Requirements: Below are some records; reproduce every one of them exactly.

· · ·

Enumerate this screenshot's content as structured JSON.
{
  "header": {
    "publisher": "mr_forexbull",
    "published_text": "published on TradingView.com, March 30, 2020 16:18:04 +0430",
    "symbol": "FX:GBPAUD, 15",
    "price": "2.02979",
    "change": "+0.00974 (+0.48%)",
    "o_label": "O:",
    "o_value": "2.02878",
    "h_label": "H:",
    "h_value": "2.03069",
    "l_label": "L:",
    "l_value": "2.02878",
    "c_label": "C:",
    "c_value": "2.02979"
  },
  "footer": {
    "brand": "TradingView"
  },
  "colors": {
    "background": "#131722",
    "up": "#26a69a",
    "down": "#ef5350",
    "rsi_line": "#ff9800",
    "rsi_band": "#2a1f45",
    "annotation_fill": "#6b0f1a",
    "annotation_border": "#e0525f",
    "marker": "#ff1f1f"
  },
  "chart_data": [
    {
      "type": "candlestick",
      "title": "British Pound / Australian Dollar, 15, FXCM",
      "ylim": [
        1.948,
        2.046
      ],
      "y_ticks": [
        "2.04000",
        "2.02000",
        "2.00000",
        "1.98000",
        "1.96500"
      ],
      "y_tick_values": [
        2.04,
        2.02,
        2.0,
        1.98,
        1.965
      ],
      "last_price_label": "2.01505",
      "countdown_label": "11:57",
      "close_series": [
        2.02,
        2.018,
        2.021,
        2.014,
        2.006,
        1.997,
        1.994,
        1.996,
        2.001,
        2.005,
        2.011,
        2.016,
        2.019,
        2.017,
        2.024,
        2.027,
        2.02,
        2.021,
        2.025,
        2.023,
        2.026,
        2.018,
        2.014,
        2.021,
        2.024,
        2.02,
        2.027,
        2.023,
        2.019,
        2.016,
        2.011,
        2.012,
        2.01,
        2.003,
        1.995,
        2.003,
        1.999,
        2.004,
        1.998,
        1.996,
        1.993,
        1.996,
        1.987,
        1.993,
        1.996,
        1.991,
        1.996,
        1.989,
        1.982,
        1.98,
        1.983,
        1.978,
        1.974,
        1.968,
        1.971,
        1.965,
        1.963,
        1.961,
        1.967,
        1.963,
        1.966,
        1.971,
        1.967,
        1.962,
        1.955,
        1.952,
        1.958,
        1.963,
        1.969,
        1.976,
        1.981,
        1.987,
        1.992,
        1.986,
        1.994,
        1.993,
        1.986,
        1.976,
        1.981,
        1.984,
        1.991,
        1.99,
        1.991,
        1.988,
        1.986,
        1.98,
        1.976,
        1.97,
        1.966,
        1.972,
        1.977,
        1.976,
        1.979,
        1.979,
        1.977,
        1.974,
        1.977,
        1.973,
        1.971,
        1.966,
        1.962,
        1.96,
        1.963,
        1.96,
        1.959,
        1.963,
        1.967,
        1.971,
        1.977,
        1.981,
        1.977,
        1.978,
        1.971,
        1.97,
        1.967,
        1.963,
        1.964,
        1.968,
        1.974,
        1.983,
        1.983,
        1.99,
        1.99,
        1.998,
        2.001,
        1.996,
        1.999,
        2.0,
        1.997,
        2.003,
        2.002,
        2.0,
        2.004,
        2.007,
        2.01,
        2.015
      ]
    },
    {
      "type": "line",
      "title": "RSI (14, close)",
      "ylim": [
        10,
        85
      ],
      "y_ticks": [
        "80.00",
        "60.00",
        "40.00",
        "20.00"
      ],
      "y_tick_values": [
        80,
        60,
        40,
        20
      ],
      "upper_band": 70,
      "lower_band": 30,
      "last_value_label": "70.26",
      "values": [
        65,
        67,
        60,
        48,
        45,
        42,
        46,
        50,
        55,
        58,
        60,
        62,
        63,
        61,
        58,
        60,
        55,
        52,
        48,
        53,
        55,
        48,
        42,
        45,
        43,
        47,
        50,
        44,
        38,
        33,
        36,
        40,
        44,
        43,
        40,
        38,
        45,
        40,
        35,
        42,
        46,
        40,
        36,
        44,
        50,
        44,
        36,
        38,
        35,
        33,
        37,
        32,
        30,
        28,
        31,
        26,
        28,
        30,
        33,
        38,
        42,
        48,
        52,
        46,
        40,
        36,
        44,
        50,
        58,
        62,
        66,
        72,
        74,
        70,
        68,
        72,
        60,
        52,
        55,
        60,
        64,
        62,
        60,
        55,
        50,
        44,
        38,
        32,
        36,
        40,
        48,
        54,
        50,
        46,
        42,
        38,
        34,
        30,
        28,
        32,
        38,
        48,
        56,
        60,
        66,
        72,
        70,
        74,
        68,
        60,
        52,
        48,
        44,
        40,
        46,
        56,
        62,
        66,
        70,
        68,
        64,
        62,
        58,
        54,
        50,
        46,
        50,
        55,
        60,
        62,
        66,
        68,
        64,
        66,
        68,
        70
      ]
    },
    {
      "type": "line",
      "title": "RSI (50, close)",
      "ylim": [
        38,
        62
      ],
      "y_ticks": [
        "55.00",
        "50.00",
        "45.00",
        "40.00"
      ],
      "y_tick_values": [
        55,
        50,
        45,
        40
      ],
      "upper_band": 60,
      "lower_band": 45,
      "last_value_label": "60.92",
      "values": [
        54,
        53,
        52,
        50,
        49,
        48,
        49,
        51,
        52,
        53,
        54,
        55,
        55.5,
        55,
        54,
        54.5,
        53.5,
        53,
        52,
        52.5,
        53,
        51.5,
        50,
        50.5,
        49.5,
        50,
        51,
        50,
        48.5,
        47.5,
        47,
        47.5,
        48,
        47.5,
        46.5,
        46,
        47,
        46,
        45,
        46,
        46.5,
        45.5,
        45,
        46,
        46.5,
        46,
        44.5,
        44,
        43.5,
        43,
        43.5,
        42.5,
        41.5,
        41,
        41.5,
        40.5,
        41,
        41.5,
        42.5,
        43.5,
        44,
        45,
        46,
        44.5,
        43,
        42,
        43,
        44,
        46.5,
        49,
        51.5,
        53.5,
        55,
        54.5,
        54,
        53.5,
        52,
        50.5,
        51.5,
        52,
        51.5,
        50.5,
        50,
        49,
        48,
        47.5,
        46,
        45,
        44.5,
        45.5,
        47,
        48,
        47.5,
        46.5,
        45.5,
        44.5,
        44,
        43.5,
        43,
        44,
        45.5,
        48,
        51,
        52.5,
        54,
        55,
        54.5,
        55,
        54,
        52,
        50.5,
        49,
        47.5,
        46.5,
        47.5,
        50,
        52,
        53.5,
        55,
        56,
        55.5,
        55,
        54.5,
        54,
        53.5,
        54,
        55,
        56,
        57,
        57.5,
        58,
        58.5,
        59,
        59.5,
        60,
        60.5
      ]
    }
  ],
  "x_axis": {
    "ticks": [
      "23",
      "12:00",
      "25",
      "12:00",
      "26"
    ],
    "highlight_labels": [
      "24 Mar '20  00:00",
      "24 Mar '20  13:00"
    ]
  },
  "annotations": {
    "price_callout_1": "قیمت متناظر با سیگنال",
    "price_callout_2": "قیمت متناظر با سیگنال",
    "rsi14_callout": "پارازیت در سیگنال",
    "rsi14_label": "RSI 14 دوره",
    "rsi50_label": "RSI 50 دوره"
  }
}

· · ·

Response:
Enumerate this screenshot's content as structured JSON.
{
  "header": {
    "publisher": "mr_forexbull",
    "published_text": "published on TradingView.com, March 30, 2020 16:18:04 +0430",
    "symbol": "FX:GBPAUD, 15",
    "price": "2.02979",
    "change": "+0.00974 (+0.48%)",
    "o_label": "O:",
    "o_value": "2.02878",
    "h_label": "H:",
    "h_value": "2.03069",
    "l_label": "L:",
    "l_value": "2.02878",
    "c_label": "C:",
    "c_value": "2.02979"
  },
  "footer": {
    "brand": "TradingView"
  },
  "colors": {
    "background": "#131722",
    "up": "#26a69a",
    "down": "#ef5350",
    "rsi_line": "#ff9800",
    "rsi_band": "#2a1f45",
    "annotation_fill": "#6b0f1a",
    "annotation_border": "#e0525f",
    "marker": "#ff1f1f"
  },
  "chart_data": [
    {
      "type": "candlestick",
      "title": "British Pound / Australian Dollar, 15, FXCM",
      "ylim": [
        1.948,
        2.046
      ],
      "y_ticks": [
        "2.04000",
        "2.02000",
        "2.00000",
        "1.98000",
        "1.96500"
      ],
      "y_tick_values": [
        2.04,
        2.02,
        2.0,
        1.98,
        1.965
      ],
      "last_price_label": "2.01505",
      "countdown_label": "11:57",
      "close_series": [
        2.02,
        2.018,
        2.021,
        2.014,
        2.006,
        1.997,
        1.994,
        1.996,
        2.001,
        2.005,
        2.011,
        2.016,
        2.019,
        2.017,
        2.024,
        2.027,
        2.02,
        2.021,
        2.025,
        2.023,
        2.026,
        2.018,
        2.014,
        2.021,
        2.024,
        2.02,
        2.027,
        2.023,
        2.019,
        2.016,
        2.011,
        2.012,
        2.01,
        2.003,
        1.995,
        2.003,
        1.999,
        2.004,
        1.998,
        1.996,
        1.993,
        1.996,
        1.987,
        1.993,
        1.996,
        1.991,
        1.996,
        1.989,
        1.982,
        1.98,
        1.983,
        1.978,
        1.974,
        1.968,
        1.971,
        1.965,
        1.963,
        1.961,
        1.967,
        1.963,
        1.966,
        1.971,
        1.967,
        1.962,
        1.955,
        1.952,
        1.958,
        1.963,
        1.969,
        1.976,
        1.981,
        1.987,
        1.992,
        1.986,
        1.994,
        1.993,
        1.986,
        1.976,
        1.981,
        1.984,
        1.991,
        1.99,
        1.991,
        1.988,
        1.986,
        1.98,
        1.976,
        1.97,
        1.966,
        1.972,
        1.977,
        1.976,
        1.979,
        1.979,
        1.977,
        1.974,
        1.977,
        1.973,
        1.971,
        1.966,
        1.962,
        1.96,
        1.963,
        1.96,
        1.959,
        1.963,
        1.967,
        1.971,
        1.977,
        1.981,
        1.977,
        1.978,
        1.971,
        1.97,
        1.967,
        1.963,
        1.964,
        1.968,
        1.974,
        1.983,
        1.983,
        1.99,
        1.99,
        1.998,
        2.001,
        1.996,
        1.999,
        2.0,
        1.997,
        2.003,
        2.002,
        2.0,
        2.004,
        2.007,
        2.01,
        2.015
      ]
    },
    {
      "type": "line",
      "title": "RSI (14, close)",
      "ylim": [
        10,
        85
      ],
      "y_ticks": [
        "80.00",
        "60.00",
        "40.00",
        "20.00"
      ],
      "y_tick_values": [
        80,
        60,
        40,
        20
      ],
      "upper_band": 70,
      "lower_band": 30,
      "last_value_label": "70.26",
      "values": [
        65,
        67,
        60,
        48,
        45,
        42,
        46,
        50,
        55,
        58,
        60,
        62,
        63,
        61,
        58,
        60,
        55,
        52,
        48,
        53,
        55,
        48,
        42,
        45,
        43,
        47,
        50,
        44,
        38,
        33,
        36,
        40,
        44,
        43,
        40,
        38,
        45,
        40,
        35,
        42,
        46,
        40,
        36,
        44,
        50,
        44,
        36,
        38,
        35,
        33,
        37,
        32,
        30,
        28,
        31,
        26,
        28,
        30,
        33,
        38,
        42,
        48,
        52,
        46,
        40,
        36,
        44,
        50,
        58,
        62,
        66,
        72,
        74,
        70,
        68,
        72,
        60,
        52,
        55,
        60,
        64,
        62,
        60,
        55,
        50,
        44,
        38,
        32,
        36,
        40,
        48,
        54,
        50,
        46,
        42,
        38,
        34,
        30,
        28,
        32,
        38,
        48,
        56,
        60,
        66,
        72,
        70,
        74,
        68,
        60,
        52,
        48,
        44,
        40,
        46,
        56,
        62,
        66,
        70,
        68,
        64,
        62,
        58,
        54,
        50,
        46,
        50,
        55,
        60,
        62,
        66,
        68,
        64,
        66,
        68,
        70
      ]
    },
    {
      "type": "line",
      "title": "RSI (50, close)",
      "ylim": [
        38,
        62
      ],
      "y_ticks": [
        "55.00",
        "50.00",
        "45.00",
        "40.00"
      ],
      "y_tick_values": [
        55,
        50,
        45,
        40
      ],
      "upper_band": 60,
      "lower_band": 45,
      "last_value_label": "60.92",
      "values": [
        54,
        53,
        52,
        50,
        49,
        48,
        49,
        51,
        52,
        53,
        54,
        55,
        55.5,
        55,
        54,
        54.5,
        53.5,
        53,
        52,
        52.5,
        53,
        51.5,
        50,
        50.5,
        49.5,
        50,
        51,
        50,
        48.5,
        47.5,
        47,
        47.5,
        48,
        47.5,
        46.5,
        46,
        47,
        46,
        45,
        46,
        46.5,
        45.5,
        45,
        46,
        46.5,
        46,
        44.5,
        44,
        43.5,
        43,
        43.5,
        42.5,
        41.5,
        41,
        41.5,
        40.5,
        41,
        41.5,
        42.5,
        43.5,
        44,
        45,
        46,
        44.5,
        43,
        42,
        43,
        44,
        46.5,
        49,
        51.5,
        53.5,
        55,
        54.5,
        54,
        53.5,
        52,
        50.5,
        51.5,
        52,
        51.5,
        50.5,
        50,
        49,
        48,
        47.5,
        46,
        45,
        44.5,
        45.5,
        47,
        48,
        47.5,
        46.5,
        45.5,
        44.5,
        44,
        43.5,
        43,
        44,
        45.5,
        48,
        51,
        52.5,
        54,
        55,
        54.5,
        55,
        54,
        52,
        50.5,
        49,
        47.5,
        46.5,
        47.5,
        50,
        52,
        53.5,
        55,
        56,
        55.5,
        55,
        54.5,
        54,
        53.5,
        54,
        55,
        56,
        57,
        57.5,
        58,
        58.5,
        59,
        59.5,
        60,
        60.5
      ]
    }
  ],
  "x_axis": {
    "ticks": [
      "23",
      "12:00",
      "25",
      "12:00",
      "26"
    ],
    "highlight_labels": [
      "24 Mar '20  00:00",
      "24 Mar '20  13:00"
    ]
  },
  "annotations": {
    "price_callout_1": "قیمت متناظر با سیگنال",
    "price_callout_2": "قیمت متناظر با سیگنال",
    "rsi14_callout": "پارازیت در سیگنال",
    "rsi14_label": "RSI 14 دوره",
    "rsi50_label": "RSI 50 دوره"
  }
}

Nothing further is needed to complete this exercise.